## Short task
Pull every line of the entries that has the word "Amelia".

BEGIN The input

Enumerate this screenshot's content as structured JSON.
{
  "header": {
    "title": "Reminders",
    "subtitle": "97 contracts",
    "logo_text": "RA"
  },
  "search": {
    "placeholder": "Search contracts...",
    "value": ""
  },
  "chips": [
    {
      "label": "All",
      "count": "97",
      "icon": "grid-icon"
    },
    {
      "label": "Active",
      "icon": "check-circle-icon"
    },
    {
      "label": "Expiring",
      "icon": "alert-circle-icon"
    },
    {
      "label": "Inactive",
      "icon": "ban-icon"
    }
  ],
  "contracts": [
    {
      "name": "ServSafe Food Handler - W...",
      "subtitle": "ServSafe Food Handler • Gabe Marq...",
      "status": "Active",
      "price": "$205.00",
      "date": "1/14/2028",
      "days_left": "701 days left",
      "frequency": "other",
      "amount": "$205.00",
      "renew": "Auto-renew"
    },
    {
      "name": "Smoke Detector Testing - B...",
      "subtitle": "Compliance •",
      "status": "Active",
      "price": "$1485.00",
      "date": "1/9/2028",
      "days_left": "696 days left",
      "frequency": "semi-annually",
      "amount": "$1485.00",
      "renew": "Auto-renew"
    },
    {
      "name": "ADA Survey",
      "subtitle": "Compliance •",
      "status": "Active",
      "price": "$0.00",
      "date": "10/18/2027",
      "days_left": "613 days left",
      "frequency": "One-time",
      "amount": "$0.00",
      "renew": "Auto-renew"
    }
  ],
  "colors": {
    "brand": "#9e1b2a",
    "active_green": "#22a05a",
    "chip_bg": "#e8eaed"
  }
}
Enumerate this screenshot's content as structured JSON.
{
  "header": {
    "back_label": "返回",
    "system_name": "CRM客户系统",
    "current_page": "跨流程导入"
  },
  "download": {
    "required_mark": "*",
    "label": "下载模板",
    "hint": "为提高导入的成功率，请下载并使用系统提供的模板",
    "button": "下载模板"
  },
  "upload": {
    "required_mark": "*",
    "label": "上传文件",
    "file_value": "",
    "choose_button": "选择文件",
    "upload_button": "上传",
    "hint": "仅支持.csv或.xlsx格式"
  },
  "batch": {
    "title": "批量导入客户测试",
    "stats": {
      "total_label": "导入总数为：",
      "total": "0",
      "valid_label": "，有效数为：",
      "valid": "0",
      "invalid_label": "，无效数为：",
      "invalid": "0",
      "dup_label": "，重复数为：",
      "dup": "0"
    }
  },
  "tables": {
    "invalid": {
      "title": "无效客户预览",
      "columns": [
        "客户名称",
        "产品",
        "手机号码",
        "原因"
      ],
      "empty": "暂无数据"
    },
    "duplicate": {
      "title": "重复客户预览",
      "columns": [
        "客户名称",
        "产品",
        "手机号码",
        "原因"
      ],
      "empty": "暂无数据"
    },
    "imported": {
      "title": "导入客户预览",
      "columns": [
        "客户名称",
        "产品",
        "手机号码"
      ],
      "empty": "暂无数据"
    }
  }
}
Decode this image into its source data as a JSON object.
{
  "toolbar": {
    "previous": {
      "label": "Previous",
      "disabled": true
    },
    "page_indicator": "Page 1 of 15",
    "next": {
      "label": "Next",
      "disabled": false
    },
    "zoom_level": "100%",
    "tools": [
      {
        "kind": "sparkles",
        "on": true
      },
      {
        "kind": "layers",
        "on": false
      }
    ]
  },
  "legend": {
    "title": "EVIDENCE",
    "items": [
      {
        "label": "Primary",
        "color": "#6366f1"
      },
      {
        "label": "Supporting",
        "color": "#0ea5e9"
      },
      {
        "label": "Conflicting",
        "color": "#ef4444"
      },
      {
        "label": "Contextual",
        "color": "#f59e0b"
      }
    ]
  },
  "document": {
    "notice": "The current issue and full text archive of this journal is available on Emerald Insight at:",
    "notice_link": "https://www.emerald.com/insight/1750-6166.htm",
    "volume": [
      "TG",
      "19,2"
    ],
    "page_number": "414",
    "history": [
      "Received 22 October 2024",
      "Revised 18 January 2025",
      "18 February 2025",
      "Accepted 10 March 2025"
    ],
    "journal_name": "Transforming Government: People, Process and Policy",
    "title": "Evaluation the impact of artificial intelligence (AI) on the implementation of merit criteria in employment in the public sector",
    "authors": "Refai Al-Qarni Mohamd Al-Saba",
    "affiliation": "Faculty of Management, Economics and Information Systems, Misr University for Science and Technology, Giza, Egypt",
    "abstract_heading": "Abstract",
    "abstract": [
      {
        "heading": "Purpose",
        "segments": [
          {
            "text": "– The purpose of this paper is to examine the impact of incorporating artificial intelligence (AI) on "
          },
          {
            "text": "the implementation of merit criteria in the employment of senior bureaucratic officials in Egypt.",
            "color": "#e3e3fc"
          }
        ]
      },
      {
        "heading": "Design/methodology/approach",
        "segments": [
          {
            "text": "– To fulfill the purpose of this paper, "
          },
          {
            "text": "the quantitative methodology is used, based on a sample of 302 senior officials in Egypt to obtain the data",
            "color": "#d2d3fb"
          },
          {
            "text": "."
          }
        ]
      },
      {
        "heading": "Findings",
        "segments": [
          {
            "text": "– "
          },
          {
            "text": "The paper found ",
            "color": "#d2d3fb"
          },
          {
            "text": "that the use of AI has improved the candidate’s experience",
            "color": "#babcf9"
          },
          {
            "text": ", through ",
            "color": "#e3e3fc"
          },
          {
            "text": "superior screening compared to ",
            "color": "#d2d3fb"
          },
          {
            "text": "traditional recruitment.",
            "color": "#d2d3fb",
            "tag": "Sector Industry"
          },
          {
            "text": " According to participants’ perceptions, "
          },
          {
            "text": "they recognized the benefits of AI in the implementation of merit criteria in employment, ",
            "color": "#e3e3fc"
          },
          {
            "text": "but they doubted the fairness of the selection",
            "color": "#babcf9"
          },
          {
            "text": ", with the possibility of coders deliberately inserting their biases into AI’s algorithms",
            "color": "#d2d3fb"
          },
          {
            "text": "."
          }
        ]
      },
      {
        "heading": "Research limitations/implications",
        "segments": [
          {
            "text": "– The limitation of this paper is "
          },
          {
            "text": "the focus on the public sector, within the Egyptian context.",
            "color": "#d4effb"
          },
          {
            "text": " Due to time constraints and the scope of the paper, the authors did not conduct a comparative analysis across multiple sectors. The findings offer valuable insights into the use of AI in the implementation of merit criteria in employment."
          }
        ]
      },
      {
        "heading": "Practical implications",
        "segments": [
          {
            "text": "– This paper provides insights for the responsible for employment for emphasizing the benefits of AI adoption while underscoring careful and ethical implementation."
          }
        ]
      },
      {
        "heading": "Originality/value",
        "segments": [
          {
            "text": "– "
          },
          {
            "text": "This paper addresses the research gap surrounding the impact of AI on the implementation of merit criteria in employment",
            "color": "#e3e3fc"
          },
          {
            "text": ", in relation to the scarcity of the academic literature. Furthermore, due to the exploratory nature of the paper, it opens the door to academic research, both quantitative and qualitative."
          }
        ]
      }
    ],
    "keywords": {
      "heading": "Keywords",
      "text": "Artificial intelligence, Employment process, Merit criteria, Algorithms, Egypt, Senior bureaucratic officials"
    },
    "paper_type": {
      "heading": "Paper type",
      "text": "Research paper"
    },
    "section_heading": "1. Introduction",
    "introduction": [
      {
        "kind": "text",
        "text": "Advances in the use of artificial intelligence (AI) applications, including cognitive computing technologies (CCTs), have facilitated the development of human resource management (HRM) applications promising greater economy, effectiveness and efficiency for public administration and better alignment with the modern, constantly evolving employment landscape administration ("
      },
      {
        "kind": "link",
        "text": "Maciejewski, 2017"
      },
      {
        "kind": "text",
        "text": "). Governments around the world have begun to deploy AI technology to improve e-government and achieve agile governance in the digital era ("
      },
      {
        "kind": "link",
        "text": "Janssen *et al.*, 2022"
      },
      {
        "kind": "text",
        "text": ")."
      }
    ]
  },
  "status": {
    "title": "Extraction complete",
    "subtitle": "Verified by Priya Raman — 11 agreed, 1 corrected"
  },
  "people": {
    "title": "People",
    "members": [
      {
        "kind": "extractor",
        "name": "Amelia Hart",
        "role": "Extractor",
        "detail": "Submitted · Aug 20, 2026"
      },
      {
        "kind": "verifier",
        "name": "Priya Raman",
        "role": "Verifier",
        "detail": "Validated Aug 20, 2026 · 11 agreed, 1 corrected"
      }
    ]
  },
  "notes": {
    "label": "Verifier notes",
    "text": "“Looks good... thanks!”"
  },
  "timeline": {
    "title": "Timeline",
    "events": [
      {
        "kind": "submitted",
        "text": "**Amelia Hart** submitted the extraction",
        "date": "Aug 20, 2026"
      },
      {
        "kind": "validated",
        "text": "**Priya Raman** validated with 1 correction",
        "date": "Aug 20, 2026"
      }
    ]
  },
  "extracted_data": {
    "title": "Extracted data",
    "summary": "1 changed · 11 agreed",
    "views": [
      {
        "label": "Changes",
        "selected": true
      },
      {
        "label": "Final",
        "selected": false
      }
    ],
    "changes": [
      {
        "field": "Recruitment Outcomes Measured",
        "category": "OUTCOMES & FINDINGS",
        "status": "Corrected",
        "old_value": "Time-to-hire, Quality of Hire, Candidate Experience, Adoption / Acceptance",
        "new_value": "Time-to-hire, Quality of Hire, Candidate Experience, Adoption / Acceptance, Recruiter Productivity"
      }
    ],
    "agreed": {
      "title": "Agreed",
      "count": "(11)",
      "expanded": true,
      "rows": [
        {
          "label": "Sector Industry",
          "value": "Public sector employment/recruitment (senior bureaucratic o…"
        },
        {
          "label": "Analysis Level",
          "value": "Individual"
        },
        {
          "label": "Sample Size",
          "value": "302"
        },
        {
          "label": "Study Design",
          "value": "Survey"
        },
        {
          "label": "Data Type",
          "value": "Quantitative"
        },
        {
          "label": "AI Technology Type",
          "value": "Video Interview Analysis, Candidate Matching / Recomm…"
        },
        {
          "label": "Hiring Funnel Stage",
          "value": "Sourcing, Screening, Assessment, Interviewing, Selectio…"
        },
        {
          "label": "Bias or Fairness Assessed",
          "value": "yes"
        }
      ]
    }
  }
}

END The input

## Exercise result
        "name": "Amelia Hart",
        "text": "**Amelia Hart** submitted the extraction",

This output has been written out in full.